→ **DIRECTION**: Copy each line below that contains "JSON".

**** DATA PROVIDED ****

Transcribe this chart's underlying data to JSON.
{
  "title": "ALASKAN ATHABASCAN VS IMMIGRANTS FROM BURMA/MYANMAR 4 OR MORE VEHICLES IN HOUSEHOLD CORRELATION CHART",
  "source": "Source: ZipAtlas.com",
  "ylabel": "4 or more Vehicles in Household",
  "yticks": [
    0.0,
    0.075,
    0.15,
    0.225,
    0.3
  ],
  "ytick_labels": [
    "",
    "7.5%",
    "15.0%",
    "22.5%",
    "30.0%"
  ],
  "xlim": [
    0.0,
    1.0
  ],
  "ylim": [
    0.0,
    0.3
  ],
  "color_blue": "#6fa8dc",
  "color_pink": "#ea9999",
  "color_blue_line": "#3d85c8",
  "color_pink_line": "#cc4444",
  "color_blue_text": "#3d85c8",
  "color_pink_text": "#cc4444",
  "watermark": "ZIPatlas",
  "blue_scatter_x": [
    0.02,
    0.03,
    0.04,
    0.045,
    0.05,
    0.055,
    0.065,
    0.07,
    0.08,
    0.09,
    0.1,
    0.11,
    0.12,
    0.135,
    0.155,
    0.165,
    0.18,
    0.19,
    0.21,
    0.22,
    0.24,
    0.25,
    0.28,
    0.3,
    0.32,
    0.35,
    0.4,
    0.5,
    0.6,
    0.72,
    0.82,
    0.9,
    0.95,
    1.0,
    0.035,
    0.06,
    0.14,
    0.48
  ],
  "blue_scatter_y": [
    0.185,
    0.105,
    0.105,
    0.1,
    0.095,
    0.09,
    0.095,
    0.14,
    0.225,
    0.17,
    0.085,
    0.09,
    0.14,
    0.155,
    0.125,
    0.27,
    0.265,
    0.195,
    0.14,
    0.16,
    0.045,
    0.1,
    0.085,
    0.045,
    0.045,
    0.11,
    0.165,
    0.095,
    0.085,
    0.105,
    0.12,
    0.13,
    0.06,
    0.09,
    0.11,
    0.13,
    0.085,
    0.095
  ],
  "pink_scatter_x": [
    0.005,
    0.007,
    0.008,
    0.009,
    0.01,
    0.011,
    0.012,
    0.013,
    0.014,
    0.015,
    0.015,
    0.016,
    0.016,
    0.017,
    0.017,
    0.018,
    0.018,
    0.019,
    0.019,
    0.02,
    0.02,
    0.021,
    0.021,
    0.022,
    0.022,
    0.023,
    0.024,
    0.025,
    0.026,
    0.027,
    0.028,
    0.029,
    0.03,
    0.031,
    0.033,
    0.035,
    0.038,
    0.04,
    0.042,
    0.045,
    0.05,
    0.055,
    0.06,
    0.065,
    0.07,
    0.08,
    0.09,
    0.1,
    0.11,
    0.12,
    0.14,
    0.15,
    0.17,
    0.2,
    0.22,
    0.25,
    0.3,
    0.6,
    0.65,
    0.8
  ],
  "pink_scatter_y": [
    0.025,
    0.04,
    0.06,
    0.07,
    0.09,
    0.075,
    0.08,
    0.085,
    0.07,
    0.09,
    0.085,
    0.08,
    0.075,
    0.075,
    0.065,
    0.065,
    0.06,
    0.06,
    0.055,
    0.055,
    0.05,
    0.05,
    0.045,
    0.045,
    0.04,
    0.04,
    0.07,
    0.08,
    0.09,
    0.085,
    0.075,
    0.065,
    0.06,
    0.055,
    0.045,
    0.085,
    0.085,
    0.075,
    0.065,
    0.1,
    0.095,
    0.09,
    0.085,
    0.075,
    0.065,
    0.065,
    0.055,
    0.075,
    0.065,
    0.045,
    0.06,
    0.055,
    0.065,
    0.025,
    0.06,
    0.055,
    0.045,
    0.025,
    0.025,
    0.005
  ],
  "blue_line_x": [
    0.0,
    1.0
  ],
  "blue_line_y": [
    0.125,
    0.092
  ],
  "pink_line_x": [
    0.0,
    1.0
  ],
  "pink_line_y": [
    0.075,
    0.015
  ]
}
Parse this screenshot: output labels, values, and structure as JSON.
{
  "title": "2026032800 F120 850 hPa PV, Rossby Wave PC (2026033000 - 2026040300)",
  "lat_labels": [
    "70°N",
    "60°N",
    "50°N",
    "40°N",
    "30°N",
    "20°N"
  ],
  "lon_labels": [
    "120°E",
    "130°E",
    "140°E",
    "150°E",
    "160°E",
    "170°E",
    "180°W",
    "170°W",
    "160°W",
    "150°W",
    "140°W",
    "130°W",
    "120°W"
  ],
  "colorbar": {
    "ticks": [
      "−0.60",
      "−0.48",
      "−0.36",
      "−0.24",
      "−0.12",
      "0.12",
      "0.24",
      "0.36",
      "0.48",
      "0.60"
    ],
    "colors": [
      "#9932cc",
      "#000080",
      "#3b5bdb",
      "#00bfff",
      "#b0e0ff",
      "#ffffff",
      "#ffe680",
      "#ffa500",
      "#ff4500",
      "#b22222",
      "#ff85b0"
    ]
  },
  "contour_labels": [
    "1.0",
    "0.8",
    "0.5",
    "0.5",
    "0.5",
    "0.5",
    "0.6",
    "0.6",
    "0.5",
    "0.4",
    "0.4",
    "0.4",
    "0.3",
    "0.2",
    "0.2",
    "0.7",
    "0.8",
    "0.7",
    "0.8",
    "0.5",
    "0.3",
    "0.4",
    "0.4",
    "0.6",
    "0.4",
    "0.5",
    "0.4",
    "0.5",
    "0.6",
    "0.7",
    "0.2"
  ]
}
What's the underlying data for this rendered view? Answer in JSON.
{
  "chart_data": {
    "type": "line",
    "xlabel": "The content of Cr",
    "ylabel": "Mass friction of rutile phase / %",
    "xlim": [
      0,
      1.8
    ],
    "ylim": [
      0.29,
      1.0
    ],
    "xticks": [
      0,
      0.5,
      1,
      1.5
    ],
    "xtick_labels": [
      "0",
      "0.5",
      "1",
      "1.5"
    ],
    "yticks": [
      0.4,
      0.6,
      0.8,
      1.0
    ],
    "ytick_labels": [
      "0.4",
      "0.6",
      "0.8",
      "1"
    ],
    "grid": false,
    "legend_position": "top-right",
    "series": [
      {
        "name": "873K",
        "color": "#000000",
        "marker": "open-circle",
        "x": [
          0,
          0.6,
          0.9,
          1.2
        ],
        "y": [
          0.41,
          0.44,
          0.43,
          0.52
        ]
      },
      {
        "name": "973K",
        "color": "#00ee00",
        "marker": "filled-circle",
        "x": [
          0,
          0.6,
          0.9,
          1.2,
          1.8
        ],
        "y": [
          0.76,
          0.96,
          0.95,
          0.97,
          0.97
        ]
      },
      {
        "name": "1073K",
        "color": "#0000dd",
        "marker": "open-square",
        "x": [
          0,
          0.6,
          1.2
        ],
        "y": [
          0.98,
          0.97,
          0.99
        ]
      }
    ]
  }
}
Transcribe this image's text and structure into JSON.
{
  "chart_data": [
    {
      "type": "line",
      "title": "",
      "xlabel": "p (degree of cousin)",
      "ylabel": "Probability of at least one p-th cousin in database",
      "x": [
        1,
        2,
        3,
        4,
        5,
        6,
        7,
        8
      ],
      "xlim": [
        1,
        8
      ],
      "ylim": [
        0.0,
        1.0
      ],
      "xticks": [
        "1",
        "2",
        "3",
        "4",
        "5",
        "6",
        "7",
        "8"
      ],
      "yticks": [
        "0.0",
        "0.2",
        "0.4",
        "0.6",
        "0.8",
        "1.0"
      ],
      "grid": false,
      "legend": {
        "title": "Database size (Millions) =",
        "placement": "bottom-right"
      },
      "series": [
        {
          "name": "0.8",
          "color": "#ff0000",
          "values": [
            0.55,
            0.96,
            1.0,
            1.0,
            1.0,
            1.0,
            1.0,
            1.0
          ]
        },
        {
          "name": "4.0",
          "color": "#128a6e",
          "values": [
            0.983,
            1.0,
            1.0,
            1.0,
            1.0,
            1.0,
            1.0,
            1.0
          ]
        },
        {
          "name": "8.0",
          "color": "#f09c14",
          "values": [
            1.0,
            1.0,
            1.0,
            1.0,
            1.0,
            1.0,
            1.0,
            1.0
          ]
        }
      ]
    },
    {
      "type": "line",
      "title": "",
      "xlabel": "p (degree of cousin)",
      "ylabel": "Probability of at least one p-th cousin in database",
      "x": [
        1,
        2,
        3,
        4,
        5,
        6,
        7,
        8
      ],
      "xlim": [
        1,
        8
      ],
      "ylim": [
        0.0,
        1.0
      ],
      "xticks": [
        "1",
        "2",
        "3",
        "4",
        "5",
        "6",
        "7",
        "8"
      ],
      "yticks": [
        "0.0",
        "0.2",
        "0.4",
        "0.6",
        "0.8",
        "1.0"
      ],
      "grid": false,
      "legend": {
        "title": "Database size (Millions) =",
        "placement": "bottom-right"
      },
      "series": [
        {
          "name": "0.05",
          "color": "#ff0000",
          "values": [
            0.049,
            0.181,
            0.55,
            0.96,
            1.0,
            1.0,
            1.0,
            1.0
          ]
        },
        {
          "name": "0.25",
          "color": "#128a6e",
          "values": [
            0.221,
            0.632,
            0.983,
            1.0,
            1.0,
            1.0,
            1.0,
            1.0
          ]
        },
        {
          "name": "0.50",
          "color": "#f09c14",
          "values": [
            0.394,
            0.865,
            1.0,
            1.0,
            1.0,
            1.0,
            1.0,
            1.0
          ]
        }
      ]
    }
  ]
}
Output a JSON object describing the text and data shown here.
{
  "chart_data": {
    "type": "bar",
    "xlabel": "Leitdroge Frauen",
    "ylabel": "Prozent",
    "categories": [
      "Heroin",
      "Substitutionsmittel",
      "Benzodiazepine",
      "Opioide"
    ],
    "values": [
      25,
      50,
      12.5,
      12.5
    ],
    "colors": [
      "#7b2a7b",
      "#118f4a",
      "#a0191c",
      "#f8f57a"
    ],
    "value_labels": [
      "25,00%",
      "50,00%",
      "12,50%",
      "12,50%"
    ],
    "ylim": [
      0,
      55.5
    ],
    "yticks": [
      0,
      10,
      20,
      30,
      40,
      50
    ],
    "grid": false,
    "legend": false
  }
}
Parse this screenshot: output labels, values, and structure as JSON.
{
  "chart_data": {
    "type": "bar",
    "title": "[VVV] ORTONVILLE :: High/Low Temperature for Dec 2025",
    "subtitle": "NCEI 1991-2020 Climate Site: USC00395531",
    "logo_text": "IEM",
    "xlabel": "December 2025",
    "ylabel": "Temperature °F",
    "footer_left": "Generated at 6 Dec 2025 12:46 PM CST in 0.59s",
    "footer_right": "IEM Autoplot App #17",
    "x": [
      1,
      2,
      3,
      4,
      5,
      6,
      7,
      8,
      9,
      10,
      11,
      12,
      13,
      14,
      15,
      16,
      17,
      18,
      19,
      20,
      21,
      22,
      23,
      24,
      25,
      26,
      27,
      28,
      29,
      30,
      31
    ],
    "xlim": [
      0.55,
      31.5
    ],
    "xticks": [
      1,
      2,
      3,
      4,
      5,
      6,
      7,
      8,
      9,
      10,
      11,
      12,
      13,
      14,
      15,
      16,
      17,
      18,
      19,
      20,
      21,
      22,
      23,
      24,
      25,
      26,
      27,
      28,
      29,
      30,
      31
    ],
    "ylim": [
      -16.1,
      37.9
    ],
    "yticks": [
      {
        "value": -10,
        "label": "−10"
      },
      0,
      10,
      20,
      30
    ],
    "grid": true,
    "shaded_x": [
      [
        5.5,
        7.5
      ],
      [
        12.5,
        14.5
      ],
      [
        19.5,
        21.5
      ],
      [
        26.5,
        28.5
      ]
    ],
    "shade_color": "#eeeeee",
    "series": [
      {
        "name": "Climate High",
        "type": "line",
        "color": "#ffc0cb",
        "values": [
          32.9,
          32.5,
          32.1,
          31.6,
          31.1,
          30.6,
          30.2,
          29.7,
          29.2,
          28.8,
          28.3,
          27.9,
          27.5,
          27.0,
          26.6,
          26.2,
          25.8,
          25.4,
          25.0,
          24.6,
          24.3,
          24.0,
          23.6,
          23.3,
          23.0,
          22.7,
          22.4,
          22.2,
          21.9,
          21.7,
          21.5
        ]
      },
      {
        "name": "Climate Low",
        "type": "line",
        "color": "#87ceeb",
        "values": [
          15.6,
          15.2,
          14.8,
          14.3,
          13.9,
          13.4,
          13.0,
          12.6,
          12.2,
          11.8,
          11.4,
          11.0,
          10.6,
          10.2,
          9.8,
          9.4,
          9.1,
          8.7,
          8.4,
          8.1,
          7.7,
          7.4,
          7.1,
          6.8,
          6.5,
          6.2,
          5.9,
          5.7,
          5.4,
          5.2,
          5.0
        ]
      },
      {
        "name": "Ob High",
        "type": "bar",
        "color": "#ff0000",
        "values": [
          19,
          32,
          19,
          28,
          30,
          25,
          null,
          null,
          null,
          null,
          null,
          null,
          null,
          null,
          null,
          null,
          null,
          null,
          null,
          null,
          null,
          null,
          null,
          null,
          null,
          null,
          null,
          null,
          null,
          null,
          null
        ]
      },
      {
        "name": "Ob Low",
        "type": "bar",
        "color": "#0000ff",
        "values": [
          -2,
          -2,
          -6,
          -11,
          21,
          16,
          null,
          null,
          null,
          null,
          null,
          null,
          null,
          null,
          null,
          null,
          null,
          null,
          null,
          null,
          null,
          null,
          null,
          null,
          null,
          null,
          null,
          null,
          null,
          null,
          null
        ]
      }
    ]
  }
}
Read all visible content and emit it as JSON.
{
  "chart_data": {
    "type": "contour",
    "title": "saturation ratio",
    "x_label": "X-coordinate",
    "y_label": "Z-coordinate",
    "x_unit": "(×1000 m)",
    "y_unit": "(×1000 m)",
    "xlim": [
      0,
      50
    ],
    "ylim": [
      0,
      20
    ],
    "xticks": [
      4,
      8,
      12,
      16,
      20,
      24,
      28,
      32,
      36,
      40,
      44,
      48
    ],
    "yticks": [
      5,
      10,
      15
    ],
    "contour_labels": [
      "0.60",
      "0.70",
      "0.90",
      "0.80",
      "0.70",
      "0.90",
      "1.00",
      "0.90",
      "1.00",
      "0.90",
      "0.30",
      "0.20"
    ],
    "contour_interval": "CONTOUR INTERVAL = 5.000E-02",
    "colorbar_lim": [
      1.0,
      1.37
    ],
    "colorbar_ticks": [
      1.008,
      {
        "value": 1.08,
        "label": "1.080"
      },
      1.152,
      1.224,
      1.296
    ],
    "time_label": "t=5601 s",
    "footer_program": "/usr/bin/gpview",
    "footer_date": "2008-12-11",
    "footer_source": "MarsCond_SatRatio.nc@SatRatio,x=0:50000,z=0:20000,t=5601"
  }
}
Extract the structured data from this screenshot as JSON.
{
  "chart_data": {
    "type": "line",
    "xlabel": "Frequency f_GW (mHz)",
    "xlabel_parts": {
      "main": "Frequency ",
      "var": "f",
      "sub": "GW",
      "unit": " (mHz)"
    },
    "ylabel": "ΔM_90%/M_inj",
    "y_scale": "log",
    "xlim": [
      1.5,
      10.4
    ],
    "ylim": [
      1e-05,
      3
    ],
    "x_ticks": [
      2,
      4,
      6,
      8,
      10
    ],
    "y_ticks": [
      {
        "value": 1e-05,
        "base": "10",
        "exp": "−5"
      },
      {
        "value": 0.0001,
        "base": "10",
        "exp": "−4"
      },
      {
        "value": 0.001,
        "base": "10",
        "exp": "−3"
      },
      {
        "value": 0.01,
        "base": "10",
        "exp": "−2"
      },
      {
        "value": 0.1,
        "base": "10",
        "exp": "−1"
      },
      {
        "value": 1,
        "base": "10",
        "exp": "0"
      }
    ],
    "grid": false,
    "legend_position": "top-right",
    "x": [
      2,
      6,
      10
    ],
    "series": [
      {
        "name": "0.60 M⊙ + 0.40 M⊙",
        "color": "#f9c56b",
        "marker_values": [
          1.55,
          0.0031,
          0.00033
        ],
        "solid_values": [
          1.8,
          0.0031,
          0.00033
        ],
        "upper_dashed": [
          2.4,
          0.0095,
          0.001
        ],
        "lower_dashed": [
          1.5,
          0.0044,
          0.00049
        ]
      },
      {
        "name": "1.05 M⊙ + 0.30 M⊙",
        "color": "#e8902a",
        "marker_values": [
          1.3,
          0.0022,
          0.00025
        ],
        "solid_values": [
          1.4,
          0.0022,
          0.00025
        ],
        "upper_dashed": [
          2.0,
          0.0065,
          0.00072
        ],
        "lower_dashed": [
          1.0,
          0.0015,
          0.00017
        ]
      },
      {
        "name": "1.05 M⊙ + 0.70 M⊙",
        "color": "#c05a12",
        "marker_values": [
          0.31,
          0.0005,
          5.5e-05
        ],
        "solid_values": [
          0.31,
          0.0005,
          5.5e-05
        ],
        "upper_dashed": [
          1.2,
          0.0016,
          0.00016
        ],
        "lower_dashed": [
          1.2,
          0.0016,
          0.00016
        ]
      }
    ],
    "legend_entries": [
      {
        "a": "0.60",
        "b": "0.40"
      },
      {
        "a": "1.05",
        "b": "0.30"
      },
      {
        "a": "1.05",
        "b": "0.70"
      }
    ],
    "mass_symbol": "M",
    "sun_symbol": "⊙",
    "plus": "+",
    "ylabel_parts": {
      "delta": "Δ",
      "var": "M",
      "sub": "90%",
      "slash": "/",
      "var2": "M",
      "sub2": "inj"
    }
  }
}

****

→ **ANSWER FOR THIS EXERCISE**:
Transcribe this chart's underlying data to JSON.
Parse this screenshot: output labels, values, and structure as JSON.
What's the underlying data for this rendered view? Answer in JSON.
Transcribe this image's text and structure into JSON.
Output a JSON object describing the text and data shown here.
Parse this screenshot: output labels, values, and structure as JSON.
Read all visible content and emit it as JSON.
Extract the structured data from this screenshot as JSON.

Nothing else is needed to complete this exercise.